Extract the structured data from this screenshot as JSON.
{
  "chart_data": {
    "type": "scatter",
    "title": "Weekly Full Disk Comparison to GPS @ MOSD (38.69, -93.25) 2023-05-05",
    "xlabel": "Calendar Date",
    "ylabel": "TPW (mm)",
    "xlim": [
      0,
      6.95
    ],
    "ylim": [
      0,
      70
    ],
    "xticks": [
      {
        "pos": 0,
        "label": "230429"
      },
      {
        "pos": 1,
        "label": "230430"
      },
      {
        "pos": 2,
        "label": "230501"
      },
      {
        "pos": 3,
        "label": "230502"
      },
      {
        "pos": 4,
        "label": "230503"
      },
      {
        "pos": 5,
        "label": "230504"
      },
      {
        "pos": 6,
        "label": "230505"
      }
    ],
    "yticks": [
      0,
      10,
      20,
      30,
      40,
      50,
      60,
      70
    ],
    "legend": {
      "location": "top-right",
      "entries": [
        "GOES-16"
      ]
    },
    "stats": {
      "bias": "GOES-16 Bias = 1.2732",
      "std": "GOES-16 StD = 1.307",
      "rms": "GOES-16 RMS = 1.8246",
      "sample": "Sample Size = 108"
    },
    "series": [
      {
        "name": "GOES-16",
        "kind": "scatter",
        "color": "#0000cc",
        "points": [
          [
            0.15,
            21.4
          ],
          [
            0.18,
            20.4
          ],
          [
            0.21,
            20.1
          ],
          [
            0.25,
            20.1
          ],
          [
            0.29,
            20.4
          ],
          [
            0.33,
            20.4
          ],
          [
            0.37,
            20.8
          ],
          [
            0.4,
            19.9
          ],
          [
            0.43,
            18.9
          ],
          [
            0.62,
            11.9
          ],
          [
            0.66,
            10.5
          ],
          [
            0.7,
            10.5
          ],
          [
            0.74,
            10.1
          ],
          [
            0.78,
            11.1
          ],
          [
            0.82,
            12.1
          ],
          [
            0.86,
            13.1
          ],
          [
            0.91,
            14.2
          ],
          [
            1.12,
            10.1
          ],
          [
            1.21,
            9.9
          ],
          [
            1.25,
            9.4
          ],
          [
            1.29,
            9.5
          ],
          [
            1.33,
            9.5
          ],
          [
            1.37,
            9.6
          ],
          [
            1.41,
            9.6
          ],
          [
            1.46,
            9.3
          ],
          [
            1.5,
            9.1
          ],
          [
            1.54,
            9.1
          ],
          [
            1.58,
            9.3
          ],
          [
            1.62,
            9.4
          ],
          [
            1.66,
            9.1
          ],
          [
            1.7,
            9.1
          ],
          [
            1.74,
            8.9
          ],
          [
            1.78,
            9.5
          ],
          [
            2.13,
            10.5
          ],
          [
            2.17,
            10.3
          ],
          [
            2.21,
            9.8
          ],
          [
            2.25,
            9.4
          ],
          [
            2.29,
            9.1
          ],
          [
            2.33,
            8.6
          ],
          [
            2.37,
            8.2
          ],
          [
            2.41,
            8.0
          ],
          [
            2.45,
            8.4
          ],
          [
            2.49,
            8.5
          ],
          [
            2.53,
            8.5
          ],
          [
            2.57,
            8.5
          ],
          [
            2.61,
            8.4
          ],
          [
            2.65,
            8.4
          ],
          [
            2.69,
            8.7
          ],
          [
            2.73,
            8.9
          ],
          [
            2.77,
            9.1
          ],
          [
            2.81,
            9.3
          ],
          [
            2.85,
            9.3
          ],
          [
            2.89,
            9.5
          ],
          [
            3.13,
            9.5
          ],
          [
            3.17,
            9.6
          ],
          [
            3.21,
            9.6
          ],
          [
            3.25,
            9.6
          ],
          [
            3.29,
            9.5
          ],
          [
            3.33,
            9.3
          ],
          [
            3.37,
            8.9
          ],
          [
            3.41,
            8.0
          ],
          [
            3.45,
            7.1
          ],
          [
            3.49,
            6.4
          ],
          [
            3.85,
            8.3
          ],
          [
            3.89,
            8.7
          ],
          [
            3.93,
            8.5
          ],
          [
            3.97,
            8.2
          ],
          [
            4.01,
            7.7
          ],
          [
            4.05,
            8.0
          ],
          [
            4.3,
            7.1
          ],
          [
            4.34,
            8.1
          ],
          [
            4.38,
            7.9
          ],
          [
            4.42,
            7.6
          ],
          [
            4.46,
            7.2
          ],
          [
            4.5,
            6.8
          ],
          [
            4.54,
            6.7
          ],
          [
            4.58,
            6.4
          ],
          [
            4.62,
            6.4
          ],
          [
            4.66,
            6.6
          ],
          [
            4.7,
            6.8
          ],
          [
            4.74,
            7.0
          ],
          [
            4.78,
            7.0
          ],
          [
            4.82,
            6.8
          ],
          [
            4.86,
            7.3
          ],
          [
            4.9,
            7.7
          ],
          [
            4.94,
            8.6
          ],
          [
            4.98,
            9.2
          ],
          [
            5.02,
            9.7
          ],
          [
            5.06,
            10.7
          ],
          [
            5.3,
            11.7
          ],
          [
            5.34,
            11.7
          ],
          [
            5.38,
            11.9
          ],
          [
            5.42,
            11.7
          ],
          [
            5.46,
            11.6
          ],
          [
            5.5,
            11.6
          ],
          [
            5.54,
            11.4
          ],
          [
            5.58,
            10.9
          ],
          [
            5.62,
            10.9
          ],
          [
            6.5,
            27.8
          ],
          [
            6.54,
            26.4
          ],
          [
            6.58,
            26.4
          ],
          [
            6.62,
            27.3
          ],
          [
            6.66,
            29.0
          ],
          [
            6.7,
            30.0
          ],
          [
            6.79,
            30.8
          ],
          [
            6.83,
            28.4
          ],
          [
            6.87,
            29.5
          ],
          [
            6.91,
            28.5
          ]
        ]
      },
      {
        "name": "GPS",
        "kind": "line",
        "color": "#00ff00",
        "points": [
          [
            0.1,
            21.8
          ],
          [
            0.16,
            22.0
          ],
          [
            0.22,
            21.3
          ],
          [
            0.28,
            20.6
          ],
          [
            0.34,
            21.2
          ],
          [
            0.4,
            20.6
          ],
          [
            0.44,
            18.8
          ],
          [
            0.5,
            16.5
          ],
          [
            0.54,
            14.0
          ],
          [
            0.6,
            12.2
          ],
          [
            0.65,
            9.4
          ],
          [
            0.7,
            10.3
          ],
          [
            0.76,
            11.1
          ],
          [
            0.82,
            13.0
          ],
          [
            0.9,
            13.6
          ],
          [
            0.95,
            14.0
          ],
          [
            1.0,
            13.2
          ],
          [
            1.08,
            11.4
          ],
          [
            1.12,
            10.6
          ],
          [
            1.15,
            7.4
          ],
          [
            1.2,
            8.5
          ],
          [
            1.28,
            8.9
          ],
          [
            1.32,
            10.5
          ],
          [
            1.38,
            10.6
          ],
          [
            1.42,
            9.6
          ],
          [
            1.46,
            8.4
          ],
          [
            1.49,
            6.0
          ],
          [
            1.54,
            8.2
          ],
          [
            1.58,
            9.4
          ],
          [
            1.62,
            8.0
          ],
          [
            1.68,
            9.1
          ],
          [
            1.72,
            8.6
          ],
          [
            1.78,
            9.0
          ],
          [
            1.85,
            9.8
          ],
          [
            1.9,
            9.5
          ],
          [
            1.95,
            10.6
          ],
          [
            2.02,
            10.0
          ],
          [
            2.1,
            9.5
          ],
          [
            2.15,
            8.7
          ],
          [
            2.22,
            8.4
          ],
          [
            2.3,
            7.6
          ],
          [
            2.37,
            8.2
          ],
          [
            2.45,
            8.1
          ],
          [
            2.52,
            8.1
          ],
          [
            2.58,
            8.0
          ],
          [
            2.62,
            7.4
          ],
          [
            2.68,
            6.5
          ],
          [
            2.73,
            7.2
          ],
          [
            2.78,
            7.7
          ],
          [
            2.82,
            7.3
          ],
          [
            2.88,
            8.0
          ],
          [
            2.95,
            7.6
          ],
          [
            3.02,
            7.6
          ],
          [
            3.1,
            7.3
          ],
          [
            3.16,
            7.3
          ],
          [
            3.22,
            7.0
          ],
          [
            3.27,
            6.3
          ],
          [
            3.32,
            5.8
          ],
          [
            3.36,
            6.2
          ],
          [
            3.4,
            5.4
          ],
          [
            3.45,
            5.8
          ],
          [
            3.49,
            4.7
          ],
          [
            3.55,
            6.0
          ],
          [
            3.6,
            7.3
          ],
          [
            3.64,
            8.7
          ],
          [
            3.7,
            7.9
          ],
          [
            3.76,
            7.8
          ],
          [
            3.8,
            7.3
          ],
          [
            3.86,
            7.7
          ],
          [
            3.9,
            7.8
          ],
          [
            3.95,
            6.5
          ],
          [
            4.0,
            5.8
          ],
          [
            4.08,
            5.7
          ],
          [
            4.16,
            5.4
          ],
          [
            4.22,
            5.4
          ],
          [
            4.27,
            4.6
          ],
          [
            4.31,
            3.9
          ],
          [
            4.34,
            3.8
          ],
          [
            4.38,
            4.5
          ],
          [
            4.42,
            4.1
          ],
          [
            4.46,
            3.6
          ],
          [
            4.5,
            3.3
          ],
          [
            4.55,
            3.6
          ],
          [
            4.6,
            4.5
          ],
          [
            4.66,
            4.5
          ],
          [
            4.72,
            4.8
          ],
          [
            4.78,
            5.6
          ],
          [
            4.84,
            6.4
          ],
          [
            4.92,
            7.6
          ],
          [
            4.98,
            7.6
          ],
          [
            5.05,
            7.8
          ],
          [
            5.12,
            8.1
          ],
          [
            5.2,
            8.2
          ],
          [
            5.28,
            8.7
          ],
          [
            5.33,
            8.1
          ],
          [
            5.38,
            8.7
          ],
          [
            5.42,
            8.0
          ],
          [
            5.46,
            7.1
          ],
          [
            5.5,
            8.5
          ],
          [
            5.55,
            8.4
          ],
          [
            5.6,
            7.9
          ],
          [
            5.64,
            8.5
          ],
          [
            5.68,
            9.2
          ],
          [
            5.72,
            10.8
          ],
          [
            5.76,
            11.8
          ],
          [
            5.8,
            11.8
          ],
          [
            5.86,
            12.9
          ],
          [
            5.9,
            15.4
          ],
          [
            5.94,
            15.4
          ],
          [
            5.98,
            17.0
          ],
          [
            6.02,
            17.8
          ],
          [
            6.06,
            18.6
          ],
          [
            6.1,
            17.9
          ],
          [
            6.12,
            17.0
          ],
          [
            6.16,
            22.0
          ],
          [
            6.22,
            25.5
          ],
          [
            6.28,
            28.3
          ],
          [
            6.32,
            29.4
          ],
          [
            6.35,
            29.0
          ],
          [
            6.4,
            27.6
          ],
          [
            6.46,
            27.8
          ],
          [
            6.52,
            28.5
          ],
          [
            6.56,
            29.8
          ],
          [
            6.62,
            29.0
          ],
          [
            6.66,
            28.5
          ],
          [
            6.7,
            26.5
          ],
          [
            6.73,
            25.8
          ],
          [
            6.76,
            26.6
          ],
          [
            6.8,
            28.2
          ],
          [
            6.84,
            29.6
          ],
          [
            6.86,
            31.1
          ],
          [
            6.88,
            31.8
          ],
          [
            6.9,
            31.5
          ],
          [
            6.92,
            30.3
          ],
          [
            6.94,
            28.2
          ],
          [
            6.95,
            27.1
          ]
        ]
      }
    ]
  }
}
==============================
◆ **What the task requires**: Gather each line of the listing containing the word "GOES" and show it.

◆ **Complete answer**:
        "GOES-16"
      "bias": "GOES-16 Bias = 1.2732",
      "std": "GOES-16 StD = 1.307",
      "rms": "GOES-16 RMS = 1.8246",
        "name": "GOES-16",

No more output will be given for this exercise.